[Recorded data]
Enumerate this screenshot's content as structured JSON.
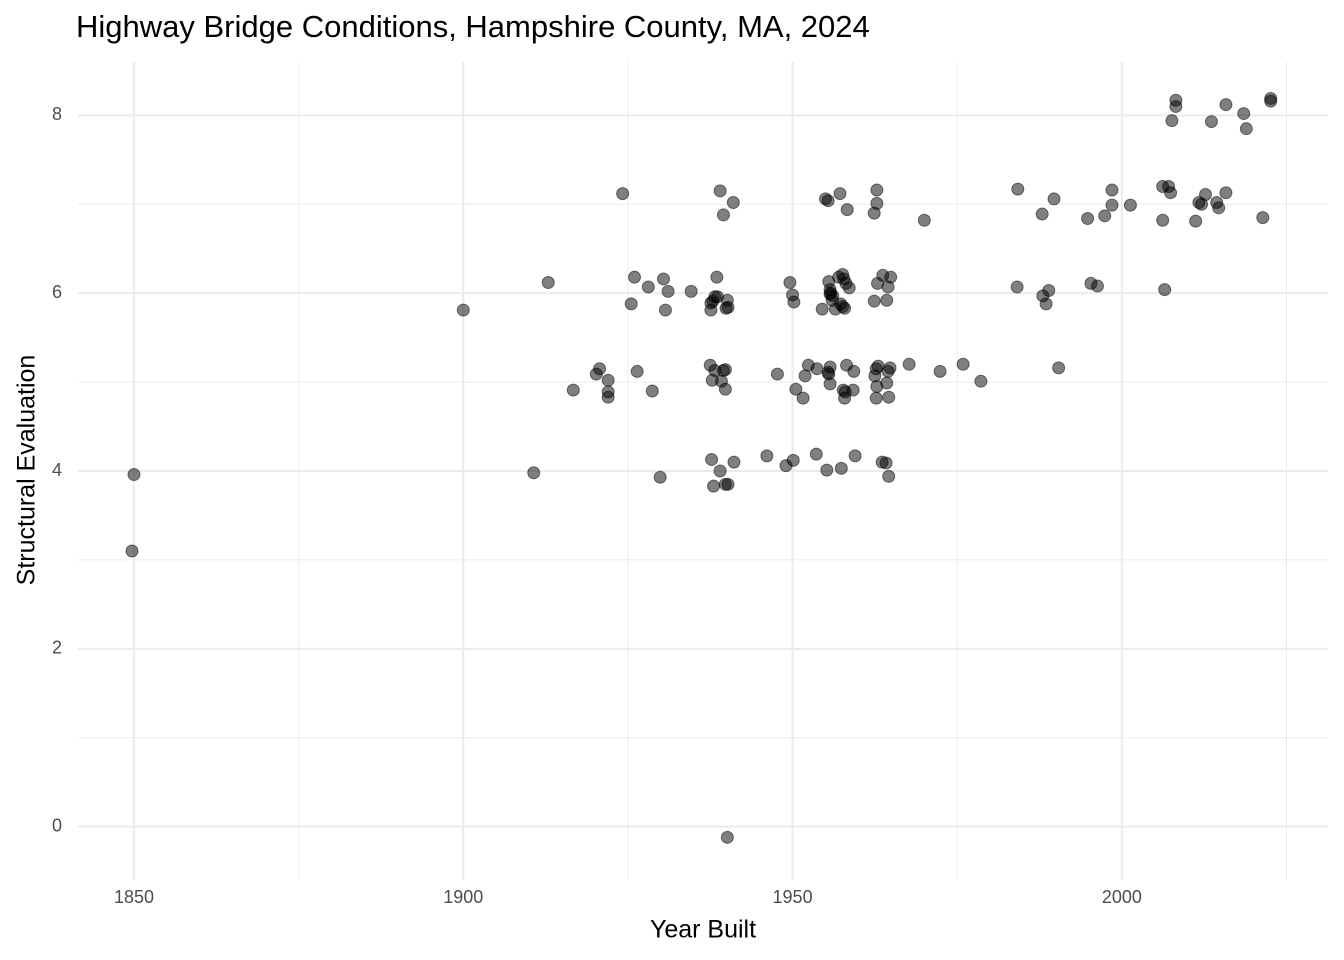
{
  "chart_data": {
    "type": "scatter",
    "title": "Highway Bridge Conditions, Hampshire County, MA, 2024",
    "x_label": "Year Built",
    "y_label": "Structural Evaluation",
    "color": "#000000",
    "opacity": 0.5,
    "grid": true,
    "xlim": [
      1841.5,
      2031.3
    ],
    "ylim": [
      -0.6,
      8.6
    ],
    "xticks": [
      1850,
      1900,
      1950,
      2000
    ],
    "yticks": [
      0,
      2,
      4,
      6,
      8
    ],
    "x_minor": [
      1875,
      1925,
      1975,
      2025
    ],
    "y_minor": [
      1,
      3,
      5,
      7
    ],
    "x": [
      1850,
      1849.7,
      1900,
      1910.7,
      1912.9,
      1916.7,
      1920.2,
      1920.7,
      1922.0,
      1922.0,
      1922.0,
      1924.2,
      1925.5,
      1926.0,
      1926.4,
      1928.1,
      1928.7,
      1929.9,
      1930.4,
      1930.7,
      1931.1,
      1934.6,
      1937.6,
      1937.9,
      1937.6,
      1938.2,
      1937.5,
      1937.8,
      1938.2,
      1937.7,
      1938.0,
      1938.5,
      1938.6,
      1939.0,
      1939.5,
      1941.0,
      1939.2,
      1939.5,
      1939.8,
      1939.0,
      1939.8,
      1940.2,
      1940.1,
      1940.2,
      1939.9,
      1939.8,
      1941.1,
      1940.1,
      1946.1,
      1947.7,
      1949.0,
      1950.1,
      1949.6,
      1950.0,
      1950.2,
      1950.5,
      1951.6,
      1951.9,
      1952.4,
      1953.6,
      1953.7,
      1954.5,
      1955.0,
      1955.4,
      1955.2,
      1955.4,
      1955.5,
      1955.7,
      1955.5,
      1955.7,
      1955.8,
      1956.0,
      1956.1,
      1955.7,
      1955.7,
      1956.5,
      1957.0,
      1957.2,
      1957.6,
      1957.8,
      1957.9,
      1957.6,
      1957.3,
      1957.4,
      1957.7,
      1957.9,
      1958.0,
      1958.1,
      1958.2,
      1958.3,
      1958.6,
      1959.2,
      1959.3,
      1959.5,
      1962.4,
      1962.4,
      1962.5,
      1962.7,
      1962.8,
      1962.7,
      1962.8,
      1962.8,
      1962.9,
      1963.0,
      1963.6,
      1963.7,
      1964.2,
      1964.3,
      1964.5,
      1964.9,
      1964.3,
      1964.5,
      1964.6,
      1964.8,
      1964.6,
      1967.7,
      1970.0,
      1972.4,
      1975.9,
      1978.6,
      1984.1,
      1984.2,
      1987.9,
      1988.0,
      1988.5,
      1988.9,
      1989.7,
      1990.4,
      1994.8,
      1995.3,
      1996.3,
      1997.4,
      1998.5,
      1998.5,
      2001.3,
      2006.2,
      2006.2,
      2006.5,
      2007.1,
      2007.4,
      2007.6,
      2008.2,
      2008.2,
      2011.2,
      2011.7,
      2012.1,
      2012.7,
      2013.6,
      2014.4,
      2014.7,
      2015.8,
      2015.8,
      2018.5,
      2018.9,
      2021.4,
      2022.6,
      2022.6
    ],
    "values": [
      3.96,
      3.1,
      5.81,
      3.98,
      6.12,
      4.91,
      5.09,
      5.15,
      5.02,
      4.89,
      4.83,
      7.12,
      5.88,
      6.18,
      5.12,
      6.07,
      4.9,
      3.93,
      6.16,
      5.81,
      6.02,
      6.02,
      5.89,
      5.91,
      5.81,
      5.96,
      5.19,
      5.02,
      5.13,
      4.13,
      3.83,
      6.18,
      5.96,
      7.15,
      6.88,
      7.02,
      5.01,
      5.13,
      4.92,
      4.0,
      3.85,
      3.85,
      5.92,
      5.84,
      5.83,
      5.14,
      4.1,
      -0.12,
      4.17,
      5.09,
      4.06,
      4.12,
      6.12,
      5.98,
      5.9,
      4.92,
      4.82,
      5.07,
      5.19,
      4.19,
      5.15,
      5.82,
      7.06,
      7.04,
      4.01,
      5.11,
      5.09,
      4.98,
      6.13,
      6.04,
      6.0,
      5.92,
      5.97,
      5.99,
      5.17,
      5.82,
      6.18,
      7.12,
      6.21,
      6.16,
      5.83,
      5.85,
      5.88,
      4.03,
      4.91,
      4.82,
      4.89,
      6.11,
      5.19,
      6.94,
      6.06,
      4.91,
      5.12,
      4.17,
      5.91,
      6.9,
      5.07,
      5.15,
      4.95,
      4.82,
      7.16,
      7.01,
      6.11,
      5.18,
      4.1,
      6.2,
      4.09,
      5.92,
      6.07,
      6.18,
      4.99,
      5.12,
      4.83,
      5.16,
      3.94,
      5.2,
      6.82,
      5.12,
      5.2,
      5.01,
      6.07,
      7.17,
      6.89,
      5.97,
      5.88,
      6.03,
      7.06,
      5.16,
      6.84,
      6.11,
      6.08,
      6.87,
      7.16,
      6.99,
      6.99,
      7.2,
      6.82,
      6.04,
      7.2,
      7.13,
      7.94,
      8.17,
      8.1,
      6.81,
      7.02,
      7.0,
      7.11,
      7.93,
      7.02,
      6.96,
      8.12,
      7.13,
      8.02,
      7.85,
      6.85,
      8.19,
      8.16
    ]
  }
}
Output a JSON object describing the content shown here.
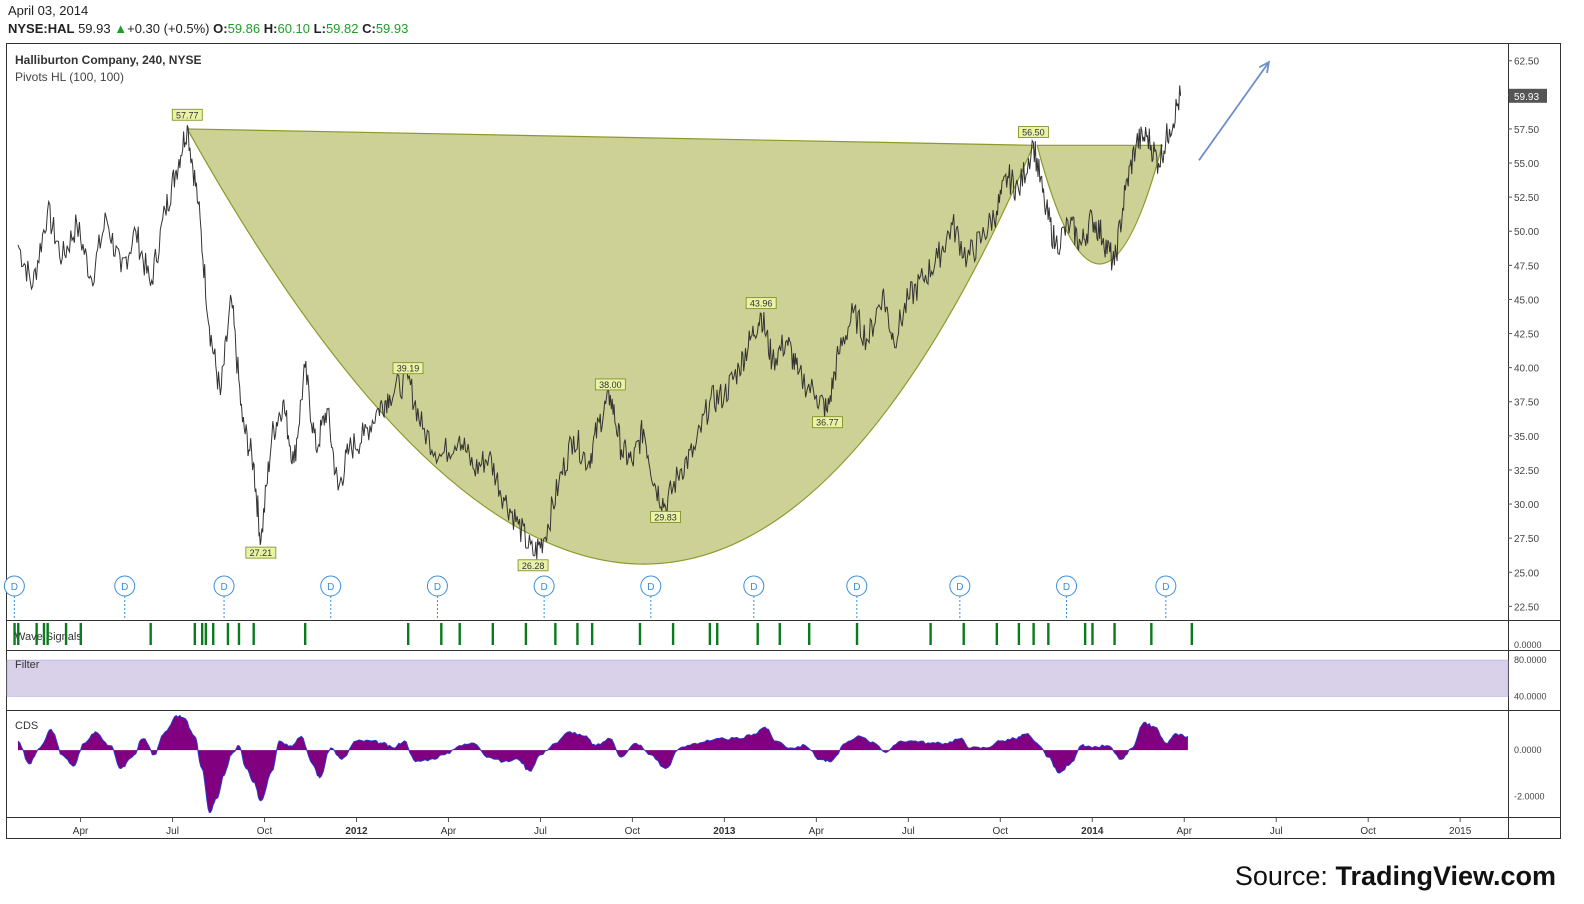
{
  "header": {
    "date": "April 03, 2014",
    "symbol": "NYSE:HAL",
    "last": "59.93",
    "change": "+0.30 (+0.5%)",
    "open_label": "O:",
    "open": "59.86",
    "high_label": "H:",
    "high": "60.10",
    "low_label": "L:",
    "low": "59.82",
    "close_label": "C:",
    "close": "59.93"
  },
  "chart_data": {
    "type": "line",
    "title": "Halliburton Company, 240, NYSE",
    "subtitle": "Pivots HL (100, 100)",
    "last_price_label": "59.93",
    "ylim": [
      21.5,
      63.8
    ],
    "y_ticks": [
      22.5,
      25.0,
      27.5,
      30.0,
      32.5,
      35.0,
      37.5,
      40.0,
      42.5,
      45.0,
      47.5,
      50.0,
      52.5,
      55.0,
      57.5,
      60.0,
      62.5
    ],
    "x_ticks": [
      {
        "label": "Apr",
        "t": 2011.25,
        "bold": false
      },
      {
        "label": "Jul",
        "t": 2011.5,
        "bold": false
      },
      {
        "label": "Oct",
        "t": 2011.75,
        "bold": false
      },
      {
        "label": "2012",
        "t": 2012.0,
        "bold": true
      },
      {
        "label": "Apr",
        "t": 2012.25,
        "bold": false
      },
      {
        "label": "Jul",
        "t": 2012.5,
        "bold": false
      },
      {
        "label": "Oct",
        "t": 2012.75,
        "bold": false
      },
      {
        "label": "2013",
        "t": 2013.0,
        "bold": true
      },
      {
        "label": "Apr",
        "t": 2013.25,
        "bold": false
      },
      {
        "label": "Jul",
        "t": 2013.5,
        "bold": false
      },
      {
        "label": "Oct",
        "t": 2013.75,
        "bold": false
      },
      {
        "label": "2014",
        "t": 2014.0,
        "bold": true
      },
      {
        "label": "Apr",
        "t": 2014.25,
        "bold": false
      },
      {
        "label": "Jul",
        "t": 2014.5,
        "bold": false
      },
      {
        "label": "Oct",
        "t": 2014.75,
        "bold": false
      },
      {
        "label": "2015",
        "t": 2015.0,
        "bold": false
      }
    ],
    "price_path": [
      [
        2011.08,
        49.0
      ],
      [
        2011.12,
        46.0
      ],
      [
        2011.16,
        51.5
      ],
      [
        2011.2,
        48.0
      ],
      [
        2011.24,
        50.5
      ],
      [
        2011.28,
        46.5
      ],
      [
        2011.32,
        51.0
      ],
      [
        2011.36,
        47.0
      ],
      [
        2011.4,
        50.0
      ],
      [
        2011.44,
        46.0
      ],
      [
        2011.48,
        51.5
      ],
      [
        2011.51,
        54.5
      ],
      [
        2011.54,
        57.77
      ],
      [
        2011.57,
        52.0
      ],
      [
        2011.6,
        43.0
      ],
      [
        2011.63,
        38.0
      ],
      [
        2011.66,
        45.0
      ],
      [
        2011.69,
        36.0
      ],
      [
        2011.72,
        33.0
      ],
      [
        2011.74,
        27.21
      ],
      [
        2011.77,
        35.0
      ],
      [
        2011.8,
        37.5
      ],
      [
        2011.83,
        33.0
      ],
      [
        2011.86,
        40.0
      ],
      [
        2011.89,
        34.0
      ],
      [
        2011.92,
        37.0
      ],
      [
        2011.95,
        31.0
      ],
      [
        2011.98,
        34.0
      ],
      [
        2012.02,
        35.0
      ],
      [
        2012.06,
        37.0
      ],
      [
        2012.09,
        38.0
      ],
      [
        2012.14,
        39.19
      ],
      [
        2012.18,
        35.5
      ],
      [
        2012.23,
        33.5
      ],
      [
        2012.28,
        35.0
      ],
      [
        2012.32,
        32.5
      ],
      [
        2012.36,
        33.5
      ],
      [
        2012.4,
        30.5
      ],
      [
        2012.44,
        28.5
      ],
      [
        2012.48,
        26.28
      ],
      [
        2012.51,
        27.5
      ],
      [
        2012.55,
        31.5
      ],
      [
        2012.59,
        35.0
      ],
      [
        2012.63,
        33.0
      ],
      [
        2012.66,
        36.0
      ],
      [
        2012.69,
        38.0
      ],
      [
        2012.72,
        34.0
      ],
      [
        2012.75,
        33.0
      ],
      [
        2012.78,
        35.5
      ],
      [
        2012.81,
        31.5
      ],
      [
        2012.84,
        29.83
      ],
      [
        2012.88,
        32.5
      ],
      [
        2012.92,
        34.0
      ],
      [
        2012.96,
        37.5
      ],
      [
        2013.0,
        38.0
      ],
      [
        2013.04,
        40.0
      ],
      [
        2013.07,
        42.0
      ],
      [
        2013.1,
        43.96
      ],
      [
        2013.13,
        40.5
      ],
      [
        2013.17,
        42.0
      ],
      [
        2013.2,
        39.5
      ],
      [
        2013.25,
        38.0
      ],
      [
        2013.28,
        36.77
      ],
      [
        2013.31,
        41.0
      ],
      [
        2013.35,
        44.0
      ],
      [
        2013.39,
        42.0
      ],
      [
        2013.43,
        45.5
      ],
      [
        2013.46,
        42.0
      ],
      [
        2013.5,
        45.0
      ],
      [
        2013.54,
        46.5
      ],
      [
        2013.58,
        48.0
      ],
      [
        2013.62,
        50.5
      ],
      [
        2013.66,
        48.0
      ],
      [
        2013.7,
        49.5
      ],
      [
        2013.74,
        51.5
      ],
      [
        2013.77,
        54.0
      ],
      [
        2013.8,
        53.0
      ],
      [
        2013.84,
        56.5
      ],
      [
        2013.87,
        52.0
      ],
      [
        2013.9,
        49.0
      ],
      [
        2013.94,
        50.5
      ],
      [
        2013.97,
        49.0
      ],
      [
        2014.0,
        51.0
      ],
      [
        2014.03,
        49.5
      ],
      [
        2014.06,
        47.5
      ],
      [
        2014.09,
        53.0
      ],
      [
        2014.12,
        56.5
      ],
      [
        2014.15,
        57.0
      ],
      [
        2014.18,
        55.0
      ],
      [
        2014.21,
        57.5
      ],
      [
        2014.24,
        59.93
      ]
    ],
    "pivots": [
      {
        "t": 2011.54,
        "price": 57.77,
        "type": "high",
        "label": "57.77"
      },
      {
        "t": 2011.74,
        "price": 27.21,
        "type": "low",
        "label": "27.21"
      },
      {
        "t": 2012.14,
        "price": 39.19,
        "type": "high",
        "label": "39.19"
      },
      {
        "t": 2012.48,
        "price": 26.28,
        "type": "low",
        "label": "26.28"
      },
      {
        "t": 2012.69,
        "price": 38.0,
        "type": "high",
        "label": "38.00"
      },
      {
        "t": 2012.84,
        "price": 29.83,
        "type": "low",
        "label": "29.83"
      },
      {
        "t": 2013.1,
        "price": 43.96,
        "type": "high",
        "label": "43.96"
      },
      {
        "t": 2013.28,
        "price": 36.77,
        "type": "low",
        "label": "36.77"
      },
      {
        "t": 2013.84,
        "price": 56.5,
        "type": "high",
        "label": "56.50"
      }
    ],
    "cup_pattern": {
      "rim_left": [
        2011.54,
        57.5
      ],
      "bottom": [
        2012.77,
        25.6
      ],
      "rim_right": [
        2013.84,
        56.3
      ]
    },
    "handle_pattern": {
      "left": [
        2013.85,
        56.3
      ],
      "bottom": [
        2014.02,
        47.6
      ],
      "right": [
        2014.19,
        56.3
      ]
    },
    "arrow": {
      "from": [
        2014.29,
        55.2
      ],
      "to": [
        2014.48,
        62.4
      ]
    },
    "dividend_marker": "D",
    "dividends": [
      2011.07,
      2011.37,
      2011.64,
      2011.93,
      2012.22,
      2012.51,
      2012.8,
      2013.08,
      2013.36,
      2013.64,
      2013.93,
      2014.2
    ],
    "wave_signals": {
      "label": "Wave Signals",
      "ytick": "0.0000",
      "t": [
        2011.07,
        2011.08,
        2011.13,
        2011.15,
        2011.16,
        2011.21,
        2011.25,
        2011.44,
        2011.56,
        2011.58,
        2011.59,
        2011.61,
        2011.65,
        2011.68,
        2011.72,
        2011.86,
        2012.14,
        2012.23,
        2012.28,
        2012.37,
        2012.46,
        2012.54,
        2012.6,
        2012.64,
        2012.77,
        2012.86,
        2012.96,
        2012.98,
        2013.09,
        2013.15,
        2013.23,
        2013.36,
        2013.56,
        2013.65,
        2013.74,
        2013.8,
        2013.84,
        2013.88,
        2013.98,
        2014.0,
        2014.06,
        2014.16,
        2014.27
      ]
    },
    "filter": {
      "label": "Filter",
      "yticks": [
        "80.0000",
        "40.0000"
      ],
      "band": [
        80.0,
        40.0
      ],
      "ylim": [
        25,
        90
      ]
    },
    "cds": {
      "label": "CDS",
      "yticks": [
        0.0,
        -2.0
      ],
      "ytick_labels": [
        "0.0000",
        "-2.0000"
      ],
      "ylim": [
        -2.9,
        1.7
      ],
      "values": [
        [
          2011.08,
          0.4
        ],
        [
          2011.11,
          -0.6
        ],
        [
          2011.14,
          0.1
        ],
        [
          2011.17,
          0.9
        ],
        [
          2011.2,
          -0.2
        ],
        [
          2011.23,
          -0.7
        ],
        [
          2011.26,
          0.3
        ],
        [
          2011.29,
          0.8
        ],
        [
          2011.33,
          0.2
        ],
        [
          2011.36,
          -0.8
        ],
        [
          2011.39,
          -0.3
        ],
        [
          2011.42,
          0.5
        ],
        [
          2011.45,
          -0.2
        ],
        [
          2011.48,
          0.8
        ],
        [
          2011.51,
          1.5
        ],
        [
          2011.53,
          1.4
        ],
        [
          2011.56,
          0.6
        ],
        [
          2011.58,
          -0.8
        ],
        [
          2011.6,
          -2.7
        ],
        [
          2011.62,
          -2.1
        ],
        [
          2011.64,
          -1.1
        ],
        [
          2011.66,
          -0.2
        ],
        [
          2011.68,
          0.2
        ],
        [
          2011.7,
          -0.8
        ],
        [
          2011.72,
          -1.4
        ],
        [
          2011.74,
          -2.2
        ],
        [
          2011.77,
          -0.9
        ],
        [
          2011.79,
          0.4
        ],
        [
          2011.82,
          0.2
        ],
        [
          2011.85,
          0.6
        ],
        [
          2011.88,
          -0.6
        ],
        [
          2011.9,
          -1.2
        ],
        [
          2011.93,
          0.1
        ],
        [
          2011.96,
          -0.4
        ],
        [
          2012.0,
          0.4
        ],
        [
          2012.04,
          0.4
        ],
        [
          2012.07,
          0.3
        ],
        [
          2012.1,
          0.1
        ],
        [
          2012.13,
          0.4
        ],
        [
          2012.16,
          -0.5
        ],
        [
          2012.2,
          -0.4
        ],
        [
          2012.24,
          -0.2
        ],
        [
          2012.28,
          0.2
        ],
        [
          2012.32,
          0.3
        ],
        [
          2012.36,
          -0.3
        ],
        [
          2012.4,
          -0.5
        ],
        [
          2012.44,
          -0.4
        ],
        [
          2012.47,
          -0.9
        ],
        [
          2012.5,
          -0.2
        ],
        [
          2012.54,
          0.3
        ],
        [
          2012.58,
          0.8
        ],
        [
          2012.62,
          0.6
        ],
        [
          2012.65,
          0.2
        ],
        [
          2012.69,
          0.5
        ],
        [
          2012.72,
          -0.3
        ],
        [
          2012.76,
          0.3
        ],
        [
          2012.8,
          -0.2
        ],
        [
          2012.84,
          -0.8
        ],
        [
          2012.88,
          0.1
        ],
        [
          2012.92,
          0.3
        ],
        [
          2012.96,
          0.4
        ],
        [
          2013.0,
          0.5
        ],
        [
          2013.04,
          0.5
        ],
        [
          2013.08,
          0.7
        ],
        [
          2013.11,
          1.0
        ],
        [
          2013.14,
          0.4
        ],
        [
          2013.18,
          0.1
        ],
        [
          2013.22,
          0.2
        ],
        [
          2013.26,
          -0.4
        ],
        [
          2013.29,
          -0.5
        ],
        [
          2013.33,
          0.3
        ],
        [
          2013.37,
          0.6
        ],
        [
          2013.41,
          0.3
        ],
        [
          2013.44,
          -0.1
        ],
        [
          2013.48,
          0.4
        ],
        [
          2013.52,
          0.4
        ],
        [
          2013.56,
          0.3
        ],
        [
          2013.6,
          0.3
        ],
        [
          2013.64,
          0.5
        ],
        [
          2013.67,
          0.1
        ],
        [
          2013.71,
          0.1
        ],
        [
          2013.75,
          0.4
        ],
        [
          2013.79,
          0.5
        ],
        [
          2013.82,
          0.7
        ],
        [
          2013.85,
          0.3
        ],
        [
          2013.88,
          -0.3
        ],
        [
          2013.91,
          -1.0
        ],
        [
          2013.94,
          -0.6
        ],
        [
          2013.97,
          0.2
        ],
        [
          2014.0,
          0.1
        ],
        [
          2014.04,
          0.2
        ],
        [
          2014.08,
          -0.4
        ],
        [
          2014.11,
          0.1
        ],
        [
          2014.14,
          1.2
        ],
        [
          2014.17,
          1.0
        ],
        [
          2014.2,
          0.3
        ],
        [
          2014.23,
          0.7
        ],
        [
          2014.26,
          0.6
        ]
      ]
    }
  },
  "footer": {
    "source_prefix": "Source: ",
    "source_name": "TradingView.com"
  },
  "colors": {
    "cup_fill": "#c8cc8a",
    "cup_stroke": "#8c9a2a",
    "price": "#333333",
    "wave": "#0a7a1e",
    "filter_band": "#d9d0ea",
    "cds_fill": "#800080",
    "cds_line": "#2838c8",
    "dividend": "#3a8ed8",
    "arrow": "#6f8fc8"
  }
}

◆ PROMPT
Filter out every line that lacks the word "NYSE", and copy the rest.

◆ RESPONSE TO THIS EXERCISE
    "symbol": "NYSE:HAL",
    "title": "Halliburton Company, 240, NYSE",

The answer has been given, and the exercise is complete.